Task requirements: Are you able to retype all the records below exactly?

Input for this task start

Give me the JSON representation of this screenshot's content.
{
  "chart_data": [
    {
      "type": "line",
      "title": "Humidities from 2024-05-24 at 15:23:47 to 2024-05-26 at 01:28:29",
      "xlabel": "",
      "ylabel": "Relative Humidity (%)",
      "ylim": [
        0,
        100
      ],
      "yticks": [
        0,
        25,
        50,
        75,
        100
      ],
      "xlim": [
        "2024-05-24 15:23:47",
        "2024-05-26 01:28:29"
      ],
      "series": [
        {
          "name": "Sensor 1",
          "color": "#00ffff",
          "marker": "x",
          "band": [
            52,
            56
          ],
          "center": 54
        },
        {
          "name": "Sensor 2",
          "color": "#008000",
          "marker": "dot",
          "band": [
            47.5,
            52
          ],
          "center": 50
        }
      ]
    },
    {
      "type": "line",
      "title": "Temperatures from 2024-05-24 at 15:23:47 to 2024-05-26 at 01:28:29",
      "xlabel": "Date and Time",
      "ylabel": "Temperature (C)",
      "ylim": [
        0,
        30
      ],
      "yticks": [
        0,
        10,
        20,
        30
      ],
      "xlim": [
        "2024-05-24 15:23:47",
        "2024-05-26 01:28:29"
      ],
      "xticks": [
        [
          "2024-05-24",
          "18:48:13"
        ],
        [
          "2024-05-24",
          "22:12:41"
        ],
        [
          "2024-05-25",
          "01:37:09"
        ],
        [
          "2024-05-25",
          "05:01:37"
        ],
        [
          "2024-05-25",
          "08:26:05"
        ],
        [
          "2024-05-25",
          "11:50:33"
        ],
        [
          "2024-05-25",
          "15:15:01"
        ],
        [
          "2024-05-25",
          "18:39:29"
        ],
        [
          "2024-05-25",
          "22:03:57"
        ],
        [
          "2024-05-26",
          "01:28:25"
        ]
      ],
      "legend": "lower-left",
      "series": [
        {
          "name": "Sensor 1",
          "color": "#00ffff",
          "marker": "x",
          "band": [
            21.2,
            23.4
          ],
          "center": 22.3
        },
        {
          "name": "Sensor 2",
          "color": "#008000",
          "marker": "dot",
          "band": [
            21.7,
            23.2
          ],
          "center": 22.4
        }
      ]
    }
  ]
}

Input for this task end

Answer to this problem:
Give me the JSON representation of this screenshot's content.
{
  "chart_data": [
    {
      "type": "line",
      "title": "Humidities from 2024-05-24 at 15:23:47 to 2024-05-26 at 01:28:29",
      "xlabel": "",
      "ylabel": "Relative Humidity (%)",
      "ylim": [
        0,
        100
      ],
      "yticks": [
        0,
        25,
        50,
        75,
        100
      ],
      "xlim": [
        "2024-05-24 15:23:47",
        "2024-05-26 01:28:29"
      ],
      "series": [
        {
          "name": "Sensor 1",
          "color": "#00ffff",
          "marker": "x",
          "band": [
            52,
            56
          ],
          "center": 54
        },
        {
          "name": "Sensor 2",
          "color": "#008000",
          "marker": "dot",
          "band": [
            47.5,
            52
          ],
          "center": 50
        }
      ]
    },
    {
      "type": "line",
      "title": "Temperatures from 2024-05-24 at 15:23:47 to 2024-05-26 at 01:28:29",
      "xlabel": "Date and Time",
      "ylabel": "Temperature (C)",
      "ylim": [
        0,
        30
      ],
      "yticks": [
        0,
        10,
        20,
        30
      ],
      "xlim": [
        "2024-05-24 15:23:47",
        "2024-05-26 01:28:29"
      ],
      "xticks": [
        [
          "2024-05-24",
          "18:48:13"
        ],
        [
          "2024-05-24",
          "22:12:41"
        ],
        [
          "2024-05-25",
          "01:37:09"
        ],
        [
          "2024-05-25",
          "05:01:37"
        ],
        [
          "2024-05-25",
          "08:26:05"
        ],
        [
          "2024-05-25",
          "11:50:33"
        ],
        [
          "2024-05-25",
          "15:15:01"
        ],
        [
          "2024-05-25",
          "18:39:29"
        ],
        [
          "2024-05-25",
          "22:03:57"
        ],
        [
          "2024-05-26",
          "01:28:25"
        ]
      ],
      "legend": "lower-left",
      "series": [
        {
          "name": "Sensor 1",
          "color": "#00ffff",
          "marker": "x",
          "band": [
            21.2,
            23.4
          ],
          "center": 22.3
        },
        {
          "name": "Sensor 2",
          "color": "#008000",
          "marker": "dot",
          "band": [
            21.7,
            23.2
          ],
          "center": 22.4
        }
      ]
    }
  ]
}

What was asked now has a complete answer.